_Given request_
Determine the number of lines containing the word "placeholder". Reply with it and nothing else.

[Recorded data]
==============================

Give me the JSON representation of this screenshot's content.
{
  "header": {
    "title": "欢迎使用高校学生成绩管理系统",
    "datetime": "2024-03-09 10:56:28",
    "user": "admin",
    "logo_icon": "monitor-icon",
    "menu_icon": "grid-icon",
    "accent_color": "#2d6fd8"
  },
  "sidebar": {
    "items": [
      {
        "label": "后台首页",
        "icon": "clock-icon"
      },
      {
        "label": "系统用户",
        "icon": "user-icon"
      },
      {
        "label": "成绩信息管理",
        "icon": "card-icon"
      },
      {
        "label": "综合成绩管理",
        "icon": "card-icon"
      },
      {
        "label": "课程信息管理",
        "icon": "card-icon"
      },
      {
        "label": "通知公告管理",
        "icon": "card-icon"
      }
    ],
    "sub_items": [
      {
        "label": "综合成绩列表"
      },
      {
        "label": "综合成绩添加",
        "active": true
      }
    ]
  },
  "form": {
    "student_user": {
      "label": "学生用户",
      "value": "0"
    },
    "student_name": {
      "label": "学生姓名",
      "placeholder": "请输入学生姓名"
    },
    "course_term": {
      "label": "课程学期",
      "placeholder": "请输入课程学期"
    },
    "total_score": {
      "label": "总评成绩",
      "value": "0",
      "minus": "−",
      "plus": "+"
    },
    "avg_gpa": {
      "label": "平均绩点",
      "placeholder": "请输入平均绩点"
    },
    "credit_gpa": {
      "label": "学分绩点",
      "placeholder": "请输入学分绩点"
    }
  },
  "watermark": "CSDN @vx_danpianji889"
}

==============================

_Result for this exercise_
4